▶ **TO BE DONE**: The entries below contain pictures. Retype everything except those pictures, exactly as given.

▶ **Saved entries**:
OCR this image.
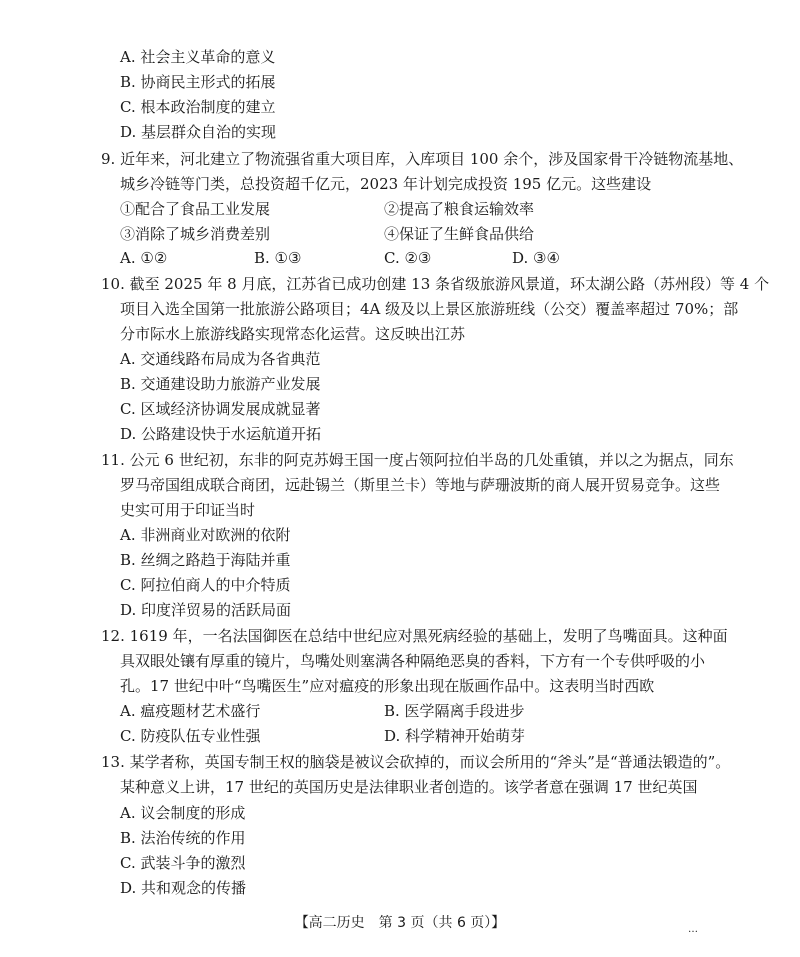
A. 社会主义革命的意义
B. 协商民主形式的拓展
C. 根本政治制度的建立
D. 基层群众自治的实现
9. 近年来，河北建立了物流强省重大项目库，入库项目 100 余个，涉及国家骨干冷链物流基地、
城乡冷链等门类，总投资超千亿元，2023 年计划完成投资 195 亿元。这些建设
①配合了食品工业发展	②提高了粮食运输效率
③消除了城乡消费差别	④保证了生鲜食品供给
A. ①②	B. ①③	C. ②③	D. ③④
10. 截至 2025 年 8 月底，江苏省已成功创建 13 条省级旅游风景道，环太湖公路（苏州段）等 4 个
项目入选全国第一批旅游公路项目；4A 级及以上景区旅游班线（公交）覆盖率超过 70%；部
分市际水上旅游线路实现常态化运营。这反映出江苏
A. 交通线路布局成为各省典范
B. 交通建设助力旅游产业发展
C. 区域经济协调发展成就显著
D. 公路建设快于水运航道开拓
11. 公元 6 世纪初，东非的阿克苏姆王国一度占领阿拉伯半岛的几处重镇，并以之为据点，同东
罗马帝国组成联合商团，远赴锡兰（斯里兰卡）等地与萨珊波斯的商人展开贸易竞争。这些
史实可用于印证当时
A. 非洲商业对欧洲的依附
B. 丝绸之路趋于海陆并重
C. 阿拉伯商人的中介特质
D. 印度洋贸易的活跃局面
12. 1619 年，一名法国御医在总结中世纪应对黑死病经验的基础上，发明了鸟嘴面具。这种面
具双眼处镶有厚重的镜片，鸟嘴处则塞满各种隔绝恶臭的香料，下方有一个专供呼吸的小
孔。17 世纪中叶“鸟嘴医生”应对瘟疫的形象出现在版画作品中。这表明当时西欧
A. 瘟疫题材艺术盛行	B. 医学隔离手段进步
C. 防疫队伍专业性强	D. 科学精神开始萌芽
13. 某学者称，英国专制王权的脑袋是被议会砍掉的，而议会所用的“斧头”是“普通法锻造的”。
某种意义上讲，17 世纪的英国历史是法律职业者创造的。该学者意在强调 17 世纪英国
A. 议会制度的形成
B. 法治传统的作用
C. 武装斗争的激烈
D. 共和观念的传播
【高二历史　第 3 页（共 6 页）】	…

▶ **COMPLETE ANSWER**:
OCR this image.
A. 社会主义革命的意义
B. 协商民主形式的拓展
C. 根本政治制度的建立
D. 基层群众自治的实现
9. 近年来，河北建立了物流强省重大项目库，入库项目 100 余个，涉及国家骨干冷链物流基地、
城乡冷链等门类，总投资超千亿元，2023 年计划完成投资 195 亿元。这些建设
①配合了食品工业发展	②提高了粮食运输效率
③消除了城乡消费差别	④保证了生鲜食品供给
A. ①②	B. ①③	C. ②③	D. ③④
10. 截至 2025 年 8 月底，江苏省已成功创建 13 条省级旅游风景道，环太湖公路（苏州段）等 4 个
项目入选全国第一批旅游公路项目；4A 级及以上景区旅游班线（公交）覆盖率超过 70%；部
分市际水上旅游线路实现常态化运营。这反映出江苏
A. 交通线路布局成为各省典范
B. 交通建设助力旅游产业发展
C. 区域经济协调发展成就显著
D. 公路建设快于水运航道开拓
11. 公元 6 世纪初，东非的阿克苏姆王国一度占领阿拉伯半岛的几处重镇，并以之为据点，同东
罗马帝国组成联合商团，远赴锡兰（斯里兰卡）等地与萨珊波斯的商人展开贸易竞争。这些
史实可用于印证当时
A. 非洲商业对欧洲的依附
B. 丝绸之路趋于海陆并重
C. 阿拉伯商人的中介特质
D. 印度洋贸易的活跃局面
12. 1619 年，一名法国御医在总结中世纪应对黑死病经验的基础上，发明了鸟嘴面具。这种面
具双眼处镶有厚重的镜片，鸟嘴处则塞满各种隔绝恶臭的香料，下方有一个专供呼吸的小
孔。17 世纪中叶“鸟嘴医生”应对瘟疫的形象出现在版画作品中。这表明当时西欧
A. 瘟疫题材艺术盛行	B. 医学隔离手段进步
C. 防疫队伍专业性强	D. 科学精神开始萌芽
13. 某学者称，英国专制王权的脑袋是被议会砍掉的，而议会所用的“斧头”是“普通法锻造的”。
某种意义上讲，17 世纪的英国历史是法律职业者创造的。该学者意在强调 17 世纪英国
A. 议会制度的形成
B. 法治传统的作用
C. 武装斗争的激烈
D. 共和观念的传播
【高二历史　第 3 页（共 6 页）】	…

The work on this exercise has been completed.